- **WORK INSTRUCTIONS**: Copy out the material below, swapping every "colorbar-box" for "legend-swatch" and leaving all else unchanged.

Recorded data
^^^^^^^^

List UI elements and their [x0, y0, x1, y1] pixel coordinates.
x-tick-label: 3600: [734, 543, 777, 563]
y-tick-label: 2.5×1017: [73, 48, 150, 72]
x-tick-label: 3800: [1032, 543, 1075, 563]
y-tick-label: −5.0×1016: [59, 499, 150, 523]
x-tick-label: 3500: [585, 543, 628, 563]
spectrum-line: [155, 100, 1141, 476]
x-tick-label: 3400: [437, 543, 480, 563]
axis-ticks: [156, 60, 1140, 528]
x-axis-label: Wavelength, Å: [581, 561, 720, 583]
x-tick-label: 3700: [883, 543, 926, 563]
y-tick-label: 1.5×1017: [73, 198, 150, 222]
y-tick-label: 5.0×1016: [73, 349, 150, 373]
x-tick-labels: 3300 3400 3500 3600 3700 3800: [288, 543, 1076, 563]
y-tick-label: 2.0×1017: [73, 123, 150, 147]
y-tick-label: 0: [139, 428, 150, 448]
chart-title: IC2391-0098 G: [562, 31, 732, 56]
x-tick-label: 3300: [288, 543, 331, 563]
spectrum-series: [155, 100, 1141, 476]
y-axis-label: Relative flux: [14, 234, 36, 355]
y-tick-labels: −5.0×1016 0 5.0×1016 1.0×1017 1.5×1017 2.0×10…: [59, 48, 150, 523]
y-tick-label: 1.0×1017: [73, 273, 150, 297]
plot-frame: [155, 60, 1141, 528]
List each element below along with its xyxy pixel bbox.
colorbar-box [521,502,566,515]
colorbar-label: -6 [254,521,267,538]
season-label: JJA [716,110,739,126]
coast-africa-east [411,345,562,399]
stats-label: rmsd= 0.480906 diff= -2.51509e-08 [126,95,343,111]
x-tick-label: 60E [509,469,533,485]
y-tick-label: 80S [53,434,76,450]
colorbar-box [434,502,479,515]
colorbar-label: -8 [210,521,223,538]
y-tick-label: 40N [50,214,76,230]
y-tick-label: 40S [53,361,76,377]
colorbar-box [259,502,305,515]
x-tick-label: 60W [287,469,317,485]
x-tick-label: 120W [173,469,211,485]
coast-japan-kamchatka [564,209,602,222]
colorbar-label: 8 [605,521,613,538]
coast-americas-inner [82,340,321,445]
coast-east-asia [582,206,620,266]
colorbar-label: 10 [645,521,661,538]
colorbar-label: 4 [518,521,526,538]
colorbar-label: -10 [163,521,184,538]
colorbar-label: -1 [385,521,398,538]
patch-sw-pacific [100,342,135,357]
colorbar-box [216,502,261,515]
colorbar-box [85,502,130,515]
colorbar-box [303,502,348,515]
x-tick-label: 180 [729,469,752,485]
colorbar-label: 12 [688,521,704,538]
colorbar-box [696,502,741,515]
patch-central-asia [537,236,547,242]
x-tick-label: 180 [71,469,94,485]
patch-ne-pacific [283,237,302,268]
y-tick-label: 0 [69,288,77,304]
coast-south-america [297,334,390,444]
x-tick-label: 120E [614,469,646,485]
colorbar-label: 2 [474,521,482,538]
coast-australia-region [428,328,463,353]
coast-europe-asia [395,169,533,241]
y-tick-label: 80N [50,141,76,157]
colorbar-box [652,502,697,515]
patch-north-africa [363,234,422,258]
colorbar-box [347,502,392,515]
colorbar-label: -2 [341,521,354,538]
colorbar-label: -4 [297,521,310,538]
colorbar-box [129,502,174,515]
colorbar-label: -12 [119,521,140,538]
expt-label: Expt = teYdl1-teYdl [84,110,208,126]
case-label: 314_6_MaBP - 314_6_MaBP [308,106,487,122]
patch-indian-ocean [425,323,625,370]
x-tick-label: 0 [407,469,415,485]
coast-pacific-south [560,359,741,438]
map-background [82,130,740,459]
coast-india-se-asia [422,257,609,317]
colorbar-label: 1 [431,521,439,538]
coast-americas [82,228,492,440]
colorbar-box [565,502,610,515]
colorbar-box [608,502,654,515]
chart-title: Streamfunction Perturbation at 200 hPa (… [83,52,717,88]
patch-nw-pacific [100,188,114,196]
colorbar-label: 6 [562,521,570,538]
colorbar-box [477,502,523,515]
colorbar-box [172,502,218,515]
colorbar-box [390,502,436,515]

^^^^^^^^

- **RESULT BELOW**:
List UI elements and their [x0, y0, x1, y1] pixel coordinates.
x-tick-label: 3600: [734, 543, 777, 563]
y-tick-label: 2.5×1017: [73, 48, 150, 72]
x-tick-label: 3800: [1032, 543, 1075, 563]
y-tick-label: −5.0×1016: [59, 499, 150, 523]
x-tick-label: 3500: [585, 543, 628, 563]
spectrum-line: [155, 100, 1141, 476]
x-tick-label: 3400: [437, 543, 480, 563]
axis-ticks: [156, 60, 1140, 528]
x-axis-label: Wavelength, Å: [581, 561, 720, 583]
x-tick-label: 3700: [883, 543, 926, 563]
y-tick-label: 1.5×1017: [73, 198, 150, 222]
y-tick-label: 5.0×1016: [73, 349, 150, 373]
x-tick-labels: 3300 3400 3500 3600 3700 3800: [288, 543, 1076, 563]
y-tick-label: 2.0×1017: [73, 123, 150, 147]
y-tick-label: 0: [139, 428, 150, 448]
chart-title: IC2391-0098 G: [562, 31, 732, 56]
x-tick-label: 3300: [288, 543, 331, 563]
spectrum-series: [155, 100, 1141, 476]
y-axis-label: Relative flux: [14, 234, 36, 355]
y-tick-labels: −5.0×1016 0 5.0×1016 1.0×1017 1.5×1017 2.0×10…: [59, 48, 150, 523]
y-tick-label: 1.0×1017: [73, 273, 150, 297]
plot-frame: [155, 60, 1141, 528]
List each element below along with its xyxy pixel bbox.
legend-swatch [521,502,566,515]
colorbar-label: -6 [254,521,267,538]
season-label: JJA [716,110,739,126]
coast-africa-east [411,345,562,399]
stats-label: rmsd= 0.480906 diff= -2.51509e-08 [126,95,343,111]
x-tick-label: 60E [509,469,533,485]
y-tick-label: 80S [53,434,76,450]
legend-swatch [434,502,479,515]
colorbar-label: -8 [210,521,223,538]
y-tick-label: 40N [50,214,76,230]
y-tick-label: 40S [53,361,76,377]
legend-swatch [259,502,305,515]
x-tick-label: 60W [287,469,317,485]
x-tick-label: 120W [173,469,211,485]
coast-japan-kamchatka [564,209,602,222]
colorbar-label: 8 [605,521,613,538]
coast-americas-inner [82,340,321,445]
coast-east-asia [582,206,620,266]
colorbar-label: 10 [645,521,661,538]
colorbar-label: 4 [518,521,526,538]
colorbar-label: -10 [163,521,184,538]
colorbar-label: -1 [385,521,398,538]
patch-sw-pacific [100,342,135,357]
legend-swatch [216,502,261,515]
legend-swatch [85,502,130,515]
legend-swatch [303,502,348,515]
x-tick-label: 180 [729,469,752,485]
colorbar-label: 12 [688,521,704,538]
legend-swatch [696,502,741,515]
patch-central-asia [537,236,547,242]
x-tick-label: 180 [71,469,94,485]
patch-ne-pacific [283,237,302,268]
y-tick-label: 0 [69,288,77,304]
coast-south-america [297,334,390,444]
x-tick-label: 120E [614,469,646,485]
colorbar-label: 2 [474,521,482,538]
coast-australia-region [428,328,463,353]
coast-europe-asia [395,169,533,241]
y-tick-label: 80N [50,141,76,157]
legend-swatch [652,502,697,515]
patch-north-africa [363,234,422,258]
legend-swatch [347,502,392,515]
colorbar-label: -2 [341,521,354,538]
colorbar-label: -4 [297,521,310,538]
legend-swatch [129,502,174,515]
colorbar-label: -12 [119,521,140,538]
expt-label: Expt = teYdl1-teYdl [84,110,208,126]
case-label: 314_6_MaBP - 314_6_MaBP [308,106,487,122]
patch-indian-ocean [425,323,625,370]
x-tick-label: 0 [407,469,415,485]
coast-pacific-south [560,359,741,438]
map-background [82,130,740,459]
coast-india-se-asia [422,257,609,317]
colorbar-label: 1 [431,521,439,538]
coast-americas [82,228,492,440]
legend-swatch [565,502,610,515]
legend-swatch [608,502,654,515]
chart-title: Streamfunction Perturbation at 200 hPa (… [83,52,717,88]
patch-nw-pacific [100,188,114,196]
colorbar-label: 6 [562,521,570,538]
legend-swatch [477,502,523,515]
legend-swatch [172,502,218,515]
legend-swatch [390,502,436,515]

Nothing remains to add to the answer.